■ **WHAT YOU NEED TO DO**
Could you please retype all of the records exactly, skipping any pictures?

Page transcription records
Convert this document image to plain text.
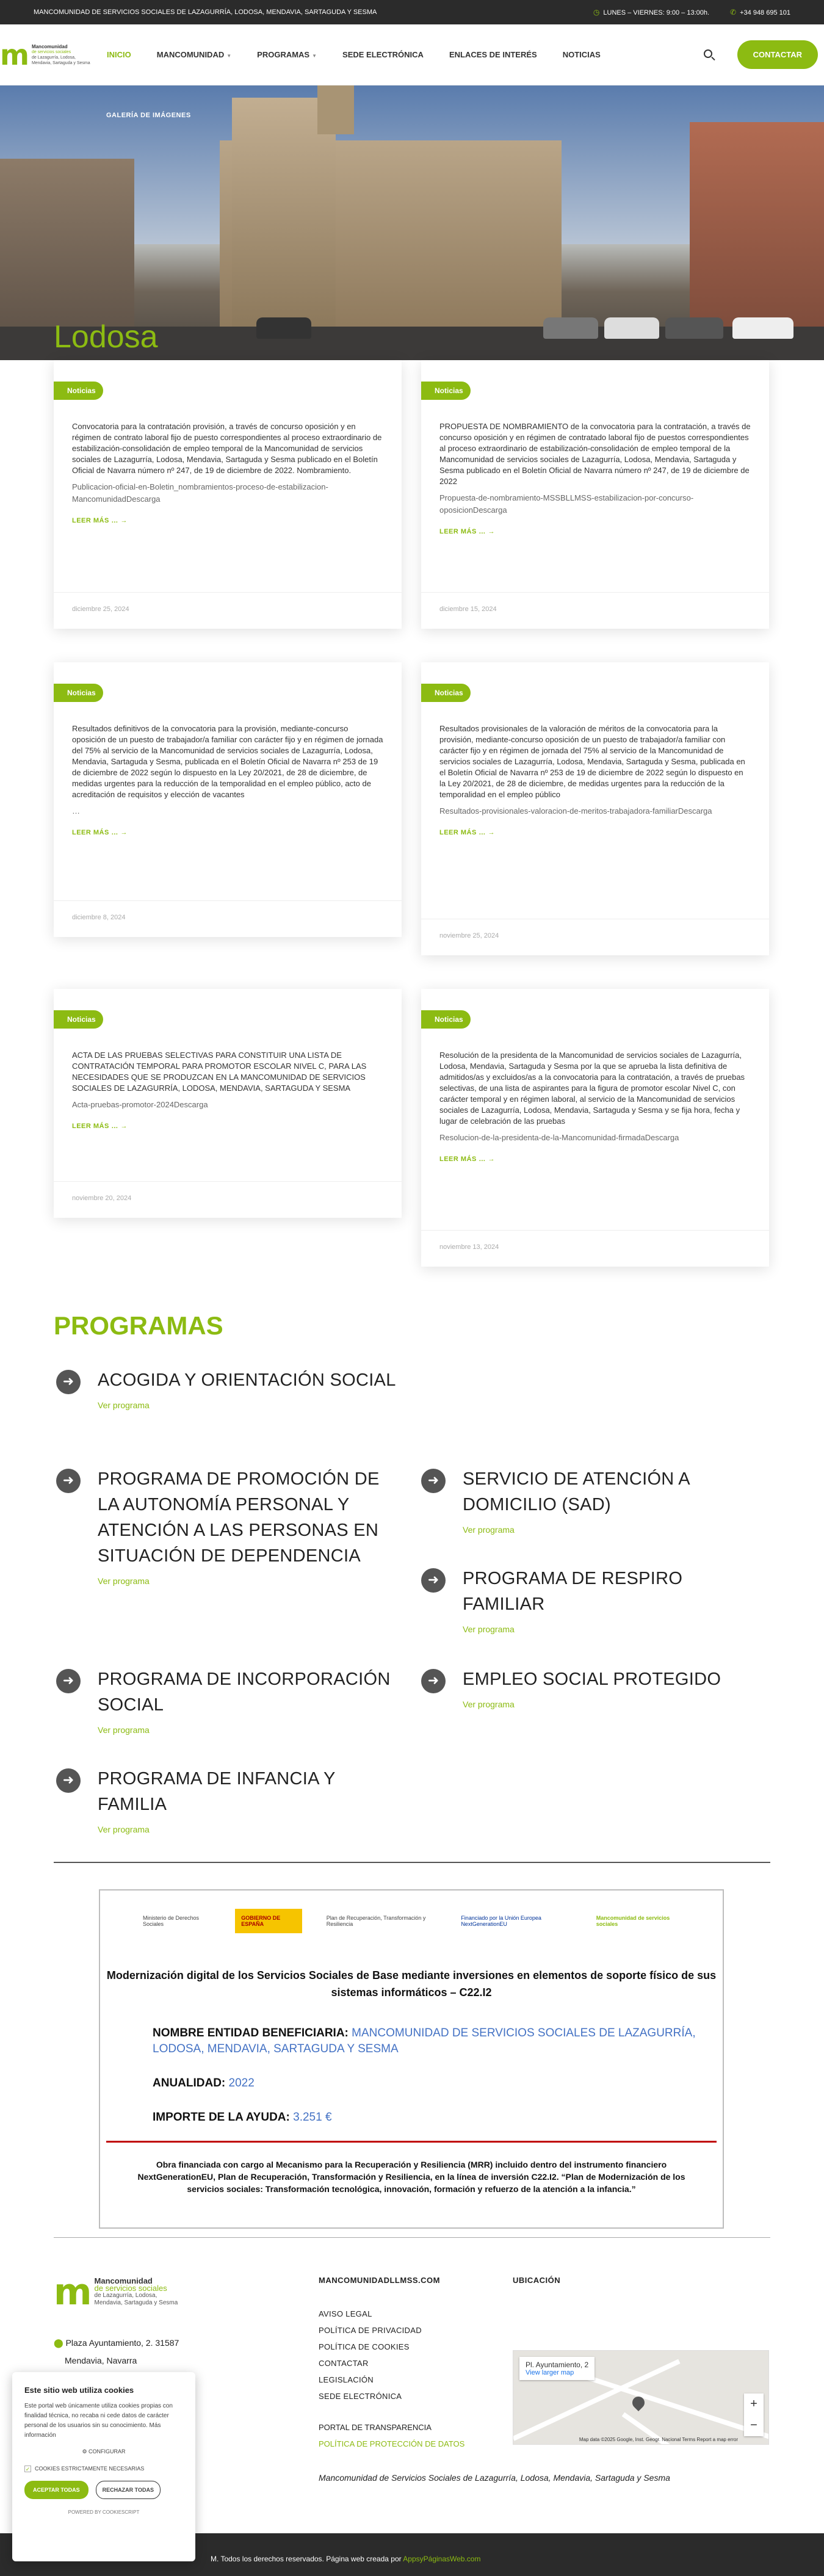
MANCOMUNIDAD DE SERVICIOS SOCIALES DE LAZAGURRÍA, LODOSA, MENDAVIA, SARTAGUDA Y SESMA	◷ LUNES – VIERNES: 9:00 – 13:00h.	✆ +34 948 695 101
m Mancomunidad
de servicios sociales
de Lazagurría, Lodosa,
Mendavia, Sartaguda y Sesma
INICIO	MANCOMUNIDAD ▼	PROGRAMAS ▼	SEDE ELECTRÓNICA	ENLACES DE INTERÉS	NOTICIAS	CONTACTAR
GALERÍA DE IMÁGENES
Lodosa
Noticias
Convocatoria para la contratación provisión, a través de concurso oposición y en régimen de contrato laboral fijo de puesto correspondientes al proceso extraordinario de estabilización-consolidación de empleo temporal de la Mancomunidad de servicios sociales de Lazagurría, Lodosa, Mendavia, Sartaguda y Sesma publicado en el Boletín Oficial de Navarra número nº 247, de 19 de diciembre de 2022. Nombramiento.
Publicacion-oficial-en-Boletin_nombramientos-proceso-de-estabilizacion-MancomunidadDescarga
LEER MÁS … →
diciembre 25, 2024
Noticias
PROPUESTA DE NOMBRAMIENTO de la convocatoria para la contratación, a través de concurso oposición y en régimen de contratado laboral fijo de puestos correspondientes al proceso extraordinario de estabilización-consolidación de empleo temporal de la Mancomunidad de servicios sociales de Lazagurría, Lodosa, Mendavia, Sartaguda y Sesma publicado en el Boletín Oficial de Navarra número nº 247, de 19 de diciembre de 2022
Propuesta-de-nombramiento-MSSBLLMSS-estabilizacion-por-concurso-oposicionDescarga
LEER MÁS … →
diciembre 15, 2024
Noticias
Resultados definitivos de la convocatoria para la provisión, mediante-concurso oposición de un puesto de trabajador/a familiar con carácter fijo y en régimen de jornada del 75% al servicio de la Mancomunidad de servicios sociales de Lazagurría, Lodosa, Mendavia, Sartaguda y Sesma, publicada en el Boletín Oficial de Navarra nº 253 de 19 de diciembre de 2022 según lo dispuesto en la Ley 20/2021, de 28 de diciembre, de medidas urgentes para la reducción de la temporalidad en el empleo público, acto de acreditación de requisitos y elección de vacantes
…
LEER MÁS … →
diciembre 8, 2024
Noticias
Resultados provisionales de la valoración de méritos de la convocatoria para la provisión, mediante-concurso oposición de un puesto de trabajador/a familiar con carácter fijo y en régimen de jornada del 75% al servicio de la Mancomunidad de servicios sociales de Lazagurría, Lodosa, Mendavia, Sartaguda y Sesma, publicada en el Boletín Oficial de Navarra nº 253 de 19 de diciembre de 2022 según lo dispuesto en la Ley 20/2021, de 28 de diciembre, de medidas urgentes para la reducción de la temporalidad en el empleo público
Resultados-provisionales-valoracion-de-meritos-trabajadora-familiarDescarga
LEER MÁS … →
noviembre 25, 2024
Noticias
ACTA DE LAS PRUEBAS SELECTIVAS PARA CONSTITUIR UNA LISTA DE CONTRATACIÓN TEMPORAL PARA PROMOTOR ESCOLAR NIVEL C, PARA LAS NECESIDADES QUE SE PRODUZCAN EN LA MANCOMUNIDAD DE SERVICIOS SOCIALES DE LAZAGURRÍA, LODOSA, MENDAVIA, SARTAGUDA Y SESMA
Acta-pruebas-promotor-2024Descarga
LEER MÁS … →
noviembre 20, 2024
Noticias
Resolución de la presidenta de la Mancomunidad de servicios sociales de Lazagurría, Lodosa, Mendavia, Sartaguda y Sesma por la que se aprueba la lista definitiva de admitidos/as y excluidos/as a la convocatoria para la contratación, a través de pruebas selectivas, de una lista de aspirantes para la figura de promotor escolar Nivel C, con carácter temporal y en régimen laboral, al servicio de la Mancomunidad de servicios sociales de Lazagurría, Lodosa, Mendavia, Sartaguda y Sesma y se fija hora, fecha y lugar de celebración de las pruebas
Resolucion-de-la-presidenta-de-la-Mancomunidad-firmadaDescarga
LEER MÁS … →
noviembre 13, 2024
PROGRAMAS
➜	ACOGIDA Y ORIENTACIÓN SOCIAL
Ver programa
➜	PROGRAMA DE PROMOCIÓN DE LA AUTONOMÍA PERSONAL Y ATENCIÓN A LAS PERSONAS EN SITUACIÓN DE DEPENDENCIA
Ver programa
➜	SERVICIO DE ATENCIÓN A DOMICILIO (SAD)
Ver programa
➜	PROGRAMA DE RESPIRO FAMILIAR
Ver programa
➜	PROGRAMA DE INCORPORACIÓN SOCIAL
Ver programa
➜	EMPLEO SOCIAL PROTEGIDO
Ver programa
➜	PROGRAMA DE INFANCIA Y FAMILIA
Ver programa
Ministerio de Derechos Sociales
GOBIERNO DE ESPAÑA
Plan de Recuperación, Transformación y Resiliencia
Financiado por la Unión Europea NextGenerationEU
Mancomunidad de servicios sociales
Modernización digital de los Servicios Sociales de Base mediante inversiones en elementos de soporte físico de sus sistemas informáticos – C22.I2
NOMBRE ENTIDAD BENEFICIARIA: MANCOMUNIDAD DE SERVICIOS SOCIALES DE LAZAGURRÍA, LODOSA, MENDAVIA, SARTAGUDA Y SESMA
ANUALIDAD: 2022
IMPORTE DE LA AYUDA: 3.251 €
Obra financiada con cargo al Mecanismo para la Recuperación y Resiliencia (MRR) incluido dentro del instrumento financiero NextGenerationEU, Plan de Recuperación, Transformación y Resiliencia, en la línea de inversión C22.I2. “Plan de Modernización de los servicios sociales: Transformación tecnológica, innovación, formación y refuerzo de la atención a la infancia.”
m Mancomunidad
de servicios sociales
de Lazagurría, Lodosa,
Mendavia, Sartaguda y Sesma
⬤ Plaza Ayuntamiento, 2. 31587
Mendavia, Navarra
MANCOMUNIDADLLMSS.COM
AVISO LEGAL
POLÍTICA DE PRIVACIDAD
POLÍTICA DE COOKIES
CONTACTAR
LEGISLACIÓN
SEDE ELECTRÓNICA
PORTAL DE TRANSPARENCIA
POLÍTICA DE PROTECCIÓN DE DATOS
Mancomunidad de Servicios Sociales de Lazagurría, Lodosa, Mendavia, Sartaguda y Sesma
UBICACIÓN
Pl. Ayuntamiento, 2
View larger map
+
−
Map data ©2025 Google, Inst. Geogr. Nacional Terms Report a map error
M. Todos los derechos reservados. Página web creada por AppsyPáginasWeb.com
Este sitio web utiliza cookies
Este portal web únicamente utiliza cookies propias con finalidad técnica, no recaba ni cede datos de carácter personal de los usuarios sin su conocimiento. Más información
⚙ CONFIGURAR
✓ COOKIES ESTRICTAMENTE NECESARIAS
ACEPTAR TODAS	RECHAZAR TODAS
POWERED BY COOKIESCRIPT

■ **ANSWER TO THIS PROBLEM**
Convert this document image to plain text.
MANCOMUNIDAD DE SERVICIOS SOCIALES DE LAZAGURRÍA, LODOSA, MENDAVIA, SARTAGUDA Y SESMA	◷ LUNES – VIERNES: 9:00 – 13:00h.	✆ +34 948 695 101
m Mancomunidad
de servicios sociales
de Lazagurría, Lodosa,
Mendavia, Sartaguda y Sesma
INICIO	MANCOMUNIDAD ▼	PROGRAMAS ▼	SEDE ELECTRÓNICA	ENLACES DE INTERÉS	NOTICIAS	CONTACTAR
GALERÍA DE IMÁGENES
Lodosa
Noticias
Convocatoria para la contratación provisión, a través de concurso oposición y en régimen de contrato laboral fijo de puesto correspondientes al proceso extraordinario de estabilización-consolidación de empleo temporal de la Mancomunidad de servicios sociales de Lazagurría, Lodosa, Mendavia, Sartaguda y Sesma publicado en el Boletín Oficial de Navarra número nº 247, de 19 de diciembre de 2022. Nombramiento.
Publicacion-oficial-en-Boletin_nombramientos-proceso-de-estabilizacion-MancomunidadDescarga
LEER MÁS … →
diciembre 25, 2024
Noticias
PROPUESTA DE NOMBRAMIENTO de la convocatoria para la contratación, a través de concurso oposición y en régimen de contratado laboral fijo de puestos correspondientes al proceso extraordinario de estabilización-consolidación de empleo temporal de la Mancomunidad de servicios sociales de Lazagurría, Lodosa, Mendavia, Sartaguda y Sesma publicado en el Boletín Oficial de Navarra número nº 247, de 19 de diciembre de 2022
Propuesta-de-nombramiento-MSSBLLMSS-estabilizacion-por-concurso-oposicionDescarga
LEER MÁS … →
diciembre 15, 2024
Noticias
Resultados definitivos de la convocatoria para la provisión, mediante-concurso oposición de un puesto de trabajador/a familiar con carácter fijo y en régimen de jornada del 75% al servicio de la Mancomunidad de servicios sociales de Lazagurría, Lodosa, Mendavia, Sartaguda y Sesma, publicada en el Boletín Oficial de Navarra nº 253 de 19 de diciembre de 2022 según lo dispuesto en la Ley 20/2021, de 28 de diciembre, de medidas urgentes para la reducción de la temporalidad en el empleo público, acto de acreditación de requisitos y elección de vacantes
…
LEER MÁS … →
diciembre 8, 2024
Noticias
Resultados provisionales de la valoración de méritos de la convocatoria para la provisión, mediante-concurso oposición de un puesto de trabajador/a familiar con carácter fijo y en régimen de jornada del 75% al servicio de la Mancomunidad de servicios sociales de Lazagurría, Lodosa, Mendavia, Sartaguda y Sesma, publicada en el Boletín Oficial de Navarra nº 253 de 19 de diciembre de 2022 según lo dispuesto en la Ley 20/2021, de 28 de diciembre, de medidas urgentes para la reducción de la temporalidad en el empleo público
Resultados-provisionales-valoracion-de-meritos-trabajadora-familiarDescarga
LEER MÁS … →
noviembre 25, 2024
Noticias
ACTA DE LAS PRUEBAS SELECTIVAS PARA CONSTITUIR UNA LISTA DE CONTRATACIÓN TEMPORAL PARA PROMOTOR ESCOLAR NIVEL C, PARA LAS NECESIDADES QUE SE PRODUZCAN EN LA MANCOMUNIDAD DE SERVICIOS SOCIALES DE LAZAGURRÍA, LODOSA, MENDAVIA, SARTAGUDA Y SESMA
Acta-pruebas-promotor-2024Descarga
LEER MÁS … →
noviembre 20, 2024
Noticias
Resolución de la presidenta de la Mancomunidad de servicios sociales de Lazagurría, Lodosa, Mendavia, Sartaguda y Sesma por la que se aprueba la lista definitiva de admitidos/as y excluidos/as a la convocatoria para la contratación, a través de pruebas selectivas, de una lista de aspirantes para la figura de promotor escolar Nivel C, con carácter temporal y en régimen laboral, al servicio de la Mancomunidad de servicios sociales de Lazagurría, Lodosa, Mendavia, Sartaguda y Sesma y se fija hora, fecha y lugar de celebración de las pruebas
Resolucion-de-la-presidenta-de-la-Mancomunidad-firmadaDescarga
LEER MÁS … →
noviembre 13, 2024
PROGRAMAS
➜	ACOGIDA Y ORIENTACIÓN SOCIAL
Ver programa
➜	PROGRAMA DE PROMOCIÓN DE LA AUTONOMÍA PERSONAL Y ATENCIÓN A LAS PERSONAS EN SITUACIÓN DE DEPENDENCIA
Ver programa
➜	SERVICIO DE ATENCIÓN A DOMICILIO (SAD)
Ver programa
➜	PROGRAMA DE RESPIRO FAMILIAR
Ver programa
➜	PROGRAMA DE INCORPORACIÓN SOCIAL
Ver programa
➜	EMPLEO SOCIAL PROTEGIDO
Ver programa
➜	PROGRAMA DE INFANCIA Y FAMILIA
Ver programa
Ministerio de Derechos Sociales
GOBIERNO DE ESPAÑA
Plan de Recuperación, Transformación y Resiliencia
Financiado por la Unión Europea NextGenerationEU
Mancomunidad de servicios sociales
Modernización digital de los Servicios Sociales de Base mediante inversiones en elementos de soporte físico de sus sistemas informáticos – C22.I2
NOMBRE ENTIDAD BENEFICIARIA: MANCOMUNIDAD DE SERVICIOS SOCIALES DE LAZAGURRÍA, LODOSA, MENDAVIA, SARTAGUDA Y SESMA
ANUALIDAD: 2022
IMPORTE DE LA AYUDA: 3.251 €
Obra financiada con cargo al Mecanismo para la Recuperación y Resiliencia (MRR) incluido dentro del instrumento financiero NextGenerationEU, Plan de Recuperación, Transformación y Resiliencia, en la línea de inversión C22.I2. “Plan de Modernización de los servicios sociales: Transformación tecnológica, innovación, formación y refuerzo de la atención a la infancia.”
m Mancomunidad
de servicios sociales
de Lazagurría, Lodosa,
Mendavia, Sartaguda y Sesma
⬤ Plaza Ayuntamiento, 2. 31587
Mendavia, Navarra
MANCOMUNIDADLLMSS.COM
AVISO LEGAL
POLÍTICA DE PRIVACIDAD
POLÍTICA DE COOKIES
CONTACTAR
LEGISLACIÓN
SEDE ELECTRÓNICA
PORTAL DE TRANSPARENCIA
POLÍTICA DE PROTECCIÓN DE DATOS
Mancomunidad de Servicios Sociales de Lazagurría, Lodosa, Mendavia, Sartaguda y Sesma
UBICACIÓN
Pl. Ayuntamiento, 2
View larger map
+
−
Map data ©2025 Google, Inst. Geogr. Nacional Terms Report a map error
M. Todos los derechos reservados. Página web creada por AppsyPáginasWeb.com
Este sitio web utiliza cookies
Este portal web únicamente utiliza cookies propias con finalidad técnica, no recaba ni cede datos de carácter personal de los usuarios sin su conocimiento. Más información
⚙ CONFIGURAR
✓ COOKIES ESTRICTAMENTE NECESARIAS
ACEPTAR TODAS	RECHAZAR TODAS
POWERED BY COOKIESCRIPT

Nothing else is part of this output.